→ **The exercise**: Beneath this sentence is a set of records; write each of them out exactly.

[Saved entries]
########

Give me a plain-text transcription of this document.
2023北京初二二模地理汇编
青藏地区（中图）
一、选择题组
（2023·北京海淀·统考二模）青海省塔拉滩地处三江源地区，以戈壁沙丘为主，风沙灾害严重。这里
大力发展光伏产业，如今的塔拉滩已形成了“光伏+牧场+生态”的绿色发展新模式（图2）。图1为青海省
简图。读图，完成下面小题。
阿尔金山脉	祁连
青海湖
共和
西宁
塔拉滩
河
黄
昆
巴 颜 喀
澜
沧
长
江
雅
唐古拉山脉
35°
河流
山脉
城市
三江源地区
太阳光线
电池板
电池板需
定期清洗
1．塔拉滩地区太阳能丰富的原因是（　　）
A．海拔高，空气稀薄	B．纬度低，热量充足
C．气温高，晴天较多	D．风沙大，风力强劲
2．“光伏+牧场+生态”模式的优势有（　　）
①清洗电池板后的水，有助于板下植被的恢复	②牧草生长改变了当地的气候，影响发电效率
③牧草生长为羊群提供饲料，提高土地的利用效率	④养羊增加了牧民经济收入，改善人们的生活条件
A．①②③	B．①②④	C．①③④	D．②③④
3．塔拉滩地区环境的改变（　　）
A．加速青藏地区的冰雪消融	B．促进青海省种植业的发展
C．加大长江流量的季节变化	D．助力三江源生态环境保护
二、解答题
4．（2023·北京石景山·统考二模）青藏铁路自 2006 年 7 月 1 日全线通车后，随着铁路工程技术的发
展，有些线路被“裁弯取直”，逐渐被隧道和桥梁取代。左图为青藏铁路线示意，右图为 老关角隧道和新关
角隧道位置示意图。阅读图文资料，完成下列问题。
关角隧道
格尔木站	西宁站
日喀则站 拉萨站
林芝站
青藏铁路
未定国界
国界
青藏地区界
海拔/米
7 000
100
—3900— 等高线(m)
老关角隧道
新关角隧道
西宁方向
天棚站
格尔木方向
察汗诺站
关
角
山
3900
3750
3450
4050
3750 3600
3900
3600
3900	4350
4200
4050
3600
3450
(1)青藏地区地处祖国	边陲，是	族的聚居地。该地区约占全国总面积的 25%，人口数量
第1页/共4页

########

→ **Response to the exercise**:
Give me a plain-text transcription of this document.
2023北京初二二模地理汇编
青藏地区（中图）
一、选择题组
（2023·北京海淀·统考二模）青海省塔拉滩地处三江源地区，以戈壁沙丘为主，风沙灾害严重。这里
大力发展光伏产业，如今的塔拉滩已形成了“光伏+牧场+生态”的绿色发展新模式（图2）。图1为青海省
简图。读图，完成下面小题。
阿尔金山脉	祁连
青海湖
共和
西宁
塔拉滩
河
黄
昆
巴 颜 喀
澜
沧
长
江
雅
唐古拉山脉
35°
河流
山脉
城市
三江源地区
太阳光线
电池板
电池板需
定期清洗
1．塔拉滩地区太阳能丰富的原因是（　　）
A．海拔高，空气稀薄	B．纬度低，热量充足
C．气温高，晴天较多	D．风沙大，风力强劲
2．“光伏+牧场+生态”模式的优势有（　　）
①清洗电池板后的水，有助于板下植被的恢复	②牧草生长改变了当地的气候，影响发电效率
③牧草生长为羊群提供饲料，提高土地的利用效率	④养羊增加了牧民经济收入，改善人们的生活条件
A．①②③	B．①②④	C．①③④	D．②③④
3．塔拉滩地区环境的改变（　　）
A．加速青藏地区的冰雪消融	B．促进青海省种植业的发展
C．加大长江流量的季节变化	D．助力三江源生态环境保护
二、解答题
4．（2023·北京石景山·统考二模）青藏铁路自 2006 年 7 月 1 日全线通车后，随着铁路工程技术的发
展，有些线路被“裁弯取直”，逐渐被隧道和桥梁取代。左图为青藏铁路线示意，右图为 老关角隧道和新关
角隧道位置示意图。阅读图文资料，完成下列问题。
关角隧道
格尔木站	西宁站
日喀则站 拉萨站
林芝站
青藏铁路
未定国界
国界
青藏地区界
海拔/米
7 000
100
—3900— 等高线(m)
老关角隧道
新关角隧道
西宁方向
天棚站
格尔木方向
察汗诺站
关
角
山
3900
3750
3450
4050
3750 3600
3900
3600
3900	4350
4200
4050
3600
3450
(1)青藏地区地处祖国	边陲，是	族的聚居地。该地区约占全国总面积的 25%，人口数量
第1页/共4页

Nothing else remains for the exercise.